The 1961 Indonesian census was the first census of Indonesia as a sovereign state. With a total population of 97,018,829, Indonesia was the world's fifth-most populous country at the time. The census covered all territories in the country, but no enumeration was done in Indonesian-claimed Western New Guinea because it was under Dutch occupation. Instead, an estimated population for the region was included in the final census numbers.

As the first census since 1930, when Indonesia was still a colony of the Netherlands, its data was used for planning the nation's future development. One-third of the country's population was under the age of ten, and 65 percent of the population lived on the island of Java, which had been considered overpopulated as early as the 1930s. Demographers highlighted that the large proportion of young people presented a demographic challenge. Given that as many as one-fifth of rural youths were already unemployed, there was a question of whether Indonesia would be able to absorb a future surge of new workers. Agriculture was the dominant industry, employing 72 percent of workers. The census also collected data on school attendance to facilitate education planning. Just under half of the population aged ten and older could read and write in either Latin characters or a non-Latin script.

About 350,000 enumerators were enlisted by census officials at the Central Bureau of Statistics and at the provincial, regency, and district levels. Fields operations began in February 1961, with enumeration and final verification being conducted in October. Tabulation was conducted at the Central Bureau of Statistics and at the provincial level, but only data for three provinces were ever processed completely. Data for the rest of Indonesia were drawn from a one-percent sample tabulation of census returns, and many of the original census results have since been lost.

Records of where the elements appear

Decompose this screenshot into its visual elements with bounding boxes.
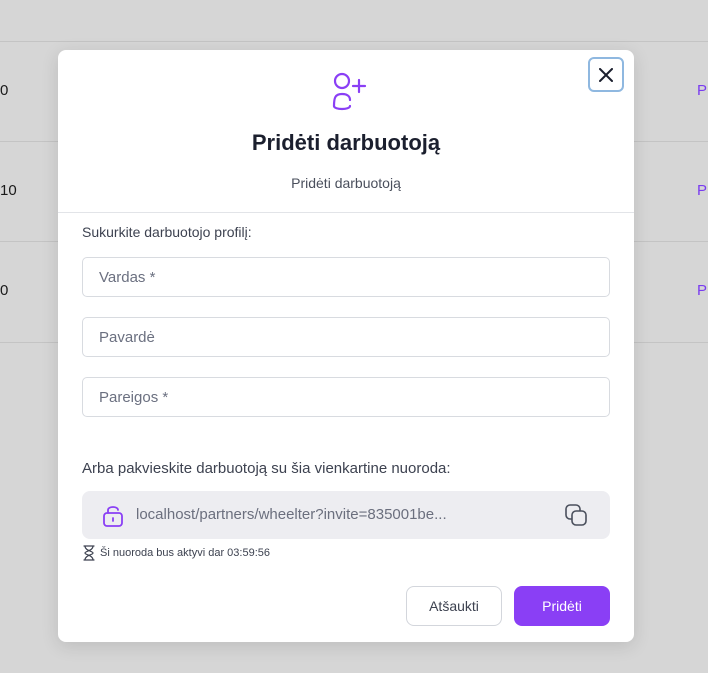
profile-section-label: Sukurkite darbuotojo profilį: [82,224,252,240]
invite-label: Arba pakvieskite darbuotoją su šia vienk… [82,460,451,477]
position-input[interactable] [82,377,610,417]
header-divider [58,212,634,213]
table-link[interactable]: P [697,282,707,299]
table-cell: 0 [0,282,9,299]
add-employee-modal: Pridėti darbuotoją Pridėti darbuotoją Su… [58,50,634,642]
add-button[interactable]: Pridėti [514,586,610,626]
table-link[interactable]: P [697,182,707,199]
table-cell: 10 [0,182,17,199]
copy-icon[interactable] [564,503,588,527]
table-link[interactable]: P [697,82,707,99]
close-button[interactable] [588,57,624,92]
first-name-input[interactable] [82,257,610,297]
modal-subtitle: Pridėti darbuotoją [291,175,401,191]
expiry-text: Ši nuoroda bus aktyvi dar 03:59:56 [100,547,271,559]
last-name-input[interactable] [82,317,610,357]
hourglass-icon [83,545,95,561]
table-cell: 0 [0,82,9,99]
lock-icon [103,506,123,527]
close-icon [599,67,613,82]
cancel-button[interactable]: Atšaukti [406,586,502,626]
link-expiry: Ši nuoroda bus aktyvi dar 03:59:56 [82,545,270,561]
invite-link-text[interactable]: localhost/partners/wheelter?invite=83500… [136,506,447,523]
modal-title: Pridėti darbuotoją [251,130,441,155]
table-divider [0,41,708,42]
invite-link-box: localhost/partners/wheelter?invite=83500… [82,491,610,539]
user-plus-icon [332,72,367,111]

Written tasks:
a) Recast the part of the listing that opens with the line containing "profile-section-label: Sukurkite darbuotojo" and closes with the line containing "first-name-input[interactable] [82,257,610,297]" as a JSON list of strings, one per line, leaving out blank lines.
b) Continue the text on the 1961 Indonesian census from its last sentence.
The listing is unrelated to the census text.

Task-by-task outputs:
a)
[
  "profile-section-label: Sukurkite darbuotojo profilį: [82,224,252,240]",
  "invite-label: Arba pakvieskite darbuotoją su šia vienk… [82,460,451,477]",
  "position-input[interactable] [82,377,610,417]",
  "header-divider [58,212,634,213]",
  "table-link[interactable]: P [697,282,707,299]",
  "table-cell: 0 [0,282,9,299]",
  "add-employee-modal: Pridėti darbuotoją Pridėti darbuotoją Su… [58,50,634,642]",
  "add-button[interactable]: Pridėti [514,586,610,626]",
  "table-link[interactable]: P [697,182,707,199]",
  "table-cell: 10 [0,182,17,199]",
  "copy-icon[interactable] [564,503,588,527]",
  "table-link[interactable]: P [697,82,707,99]",
  "close-button[interactable] [588,57,624,92]",
  "first-name-input[interactable] [82,257,610,297]"
]

b)
Background 
The 1961 census was the first census in Indonesia after independence from the Netherlands. The 1930 Dutch East Indies census was the previous census completed and enumerated a total population of 60,727,233. A census had been planned for 1940, but it was canceled because of World War II. Based on the assumption of a constant rate of growth from the 1930 census, the official population estimate for 1940 was 70.4 million. A subsequent estimate in 1950—this time compiled from civil registration records held by local village heads—placed the population at 77.2 million. However, population records in parts of Java and in the rest of the country at the time were often deficient, and data compilation methods were inconsistent; therefore, the reliability of this estimate has come into question.

In 1953, the United Nations Statistical Commission and Population Commission began encouraging UN member countries to take and complete their national censuses in and around 1960 under a new set of statistical methods. In response, the Djuanda Cabinet created Indonesia's Central Bureau of Statistics () through an ordinance in January 1958 and mandated it to prepare a census to be held in 1960 or 1961. The legislature, the People's Representative Council of Mutual Aid, repealed a Dutch-era census law in the name of national planning and development, and Law No. 6 of 1960 on the Census became the new legal basis of the census.

Enumeration and tabulation 

Census day was officially designated as 31 October 1961. To facilitate operations, the Central Bureau of Statistics established a census office in each province, and provincial governors were appointed ex officio directors of census operations. Provincial office staff were trained directly by the bureau, and they, in turn, trained census officials at the regency level. The chain continued down to the district level, where enumerators and their supervisors were trained. In total, the census enlisted about 350,000 enumerators and 50,000 supervisors.

Preparations began three years prior with the drawing of enumeration districts and conducting of experimental surveys to simulate the census. Field operations began in February 1961 with the listing and verification of households. Approximately 200,000 enumeration districts were set up, with each district containing about 100 households. These activities continued into October, and the actual population enumeration took place that same month. Enumerators canvassed households—about 57 households per enumerator—and verified their information. In South Sulawesi, enumeration was delayed until December because of security concerns during the Permesta Rebellion. Between 19 and 31 October, enumerators revisited all households to conduct a final check for new births, deaths, and other changes since the household was first canvassed. Individuals not present during canvassing because of their employment and those who had been away from home for less than three months were enumerated at their place of origin.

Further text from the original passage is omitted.